**Exercise details**.
Every line below should be copied exactly; drop the pictures.
>> Begin
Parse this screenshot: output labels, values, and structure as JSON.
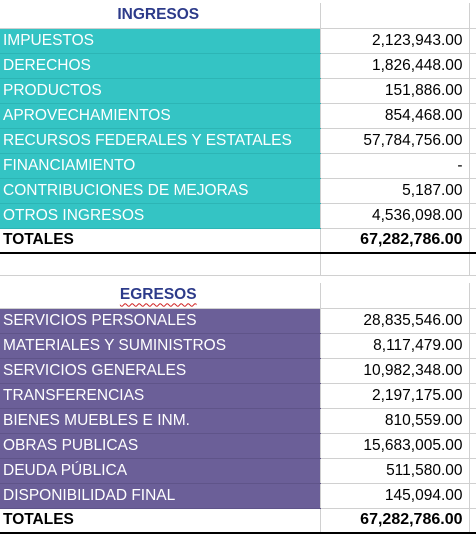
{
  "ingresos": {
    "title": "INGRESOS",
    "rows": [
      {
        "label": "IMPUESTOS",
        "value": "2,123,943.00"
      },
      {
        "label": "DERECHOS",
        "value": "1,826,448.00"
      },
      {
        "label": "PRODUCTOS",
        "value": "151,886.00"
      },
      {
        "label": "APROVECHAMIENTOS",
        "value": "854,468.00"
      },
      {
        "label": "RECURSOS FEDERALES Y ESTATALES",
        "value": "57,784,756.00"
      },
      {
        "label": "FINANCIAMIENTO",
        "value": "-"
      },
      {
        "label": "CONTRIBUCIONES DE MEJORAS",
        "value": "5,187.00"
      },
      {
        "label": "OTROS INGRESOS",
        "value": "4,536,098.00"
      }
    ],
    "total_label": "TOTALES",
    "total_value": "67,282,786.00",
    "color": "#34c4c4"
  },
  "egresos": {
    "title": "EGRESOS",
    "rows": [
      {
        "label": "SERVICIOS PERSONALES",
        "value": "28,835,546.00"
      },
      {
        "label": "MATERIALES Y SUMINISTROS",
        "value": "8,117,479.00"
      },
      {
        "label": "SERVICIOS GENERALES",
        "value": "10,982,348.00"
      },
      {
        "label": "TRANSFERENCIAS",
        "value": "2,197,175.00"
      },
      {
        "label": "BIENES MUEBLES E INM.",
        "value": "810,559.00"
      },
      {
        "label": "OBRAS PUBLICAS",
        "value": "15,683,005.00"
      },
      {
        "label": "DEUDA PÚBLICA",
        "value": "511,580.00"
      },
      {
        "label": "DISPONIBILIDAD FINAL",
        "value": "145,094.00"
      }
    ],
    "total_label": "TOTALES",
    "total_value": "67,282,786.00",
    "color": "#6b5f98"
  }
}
>> End
**Result for this task**.
Parse this screenshot: output labels, values, and structure as JSON.
{
  "ingresos": {
    "title": "INGRESOS",
    "rows": [
      {
        "label": "IMPUESTOS",
        "value": "2,123,943.00"
      },
      {
        "label": "DERECHOS",
        "value": "1,826,448.00"
      },
      {
        "label": "PRODUCTOS",
        "value": "151,886.00"
      },
      {
        "label": "APROVECHAMIENTOS",
        "value": "854,468.00"
      },
      {
        "label": "RECURSOS FEDERALES Y ESTATALES",
        "value": "57,784,756.00"
      },
      {
        "label": "FINANCIAMIENTO",
        "value": "-"
      },
      {
        "label": "CONTRIBUCIONES DE MEJORAS",
        "value": "5,187.00"
      },
      {
        "label": "OTROS INGRESOS",
        "value": "4,536,098.00"
      }
    ],
    "total_label": "TOTALES",
    "total_value": "67,282,786.00",
    "color": "#34c4c4"
  },
  "egresos": {
    "title": "EGRESOS",
    "rows": [
      {
        "label": "SERVICIOS PERSONALES",
        "value": "28,835,546.00"
      },
      {
        "label": "MATERIALES Y SUMINISTROS",
        "value": "8,117,479.00"
      },
      {
        "label": "SERVICIOS GENERALES",
        "value": "10,982,348.00"
      },
      {
        "label": "TRANSFERENCIAS",
        "value": "2,197,175.00"
      },
      {
        "label": "BIENES MUEBLES E INM.",
        "value": "810,559.00"
      },
      {
        "label": "OBRAS PUBLICAS",
        "value": "15,683,005.00"
      },
      {
        "label": "DEUDA PÚBLICA",
        "value": "511,580.00"
      },
      {
        "label": "DISPONIBILIDAD FINAL",
        "value": "145,094.00"
      }
    ],
    "total_label": "TOTALES",
    "total_value": "67,282,786.00",
    "color": "#6b5f98"
  }
}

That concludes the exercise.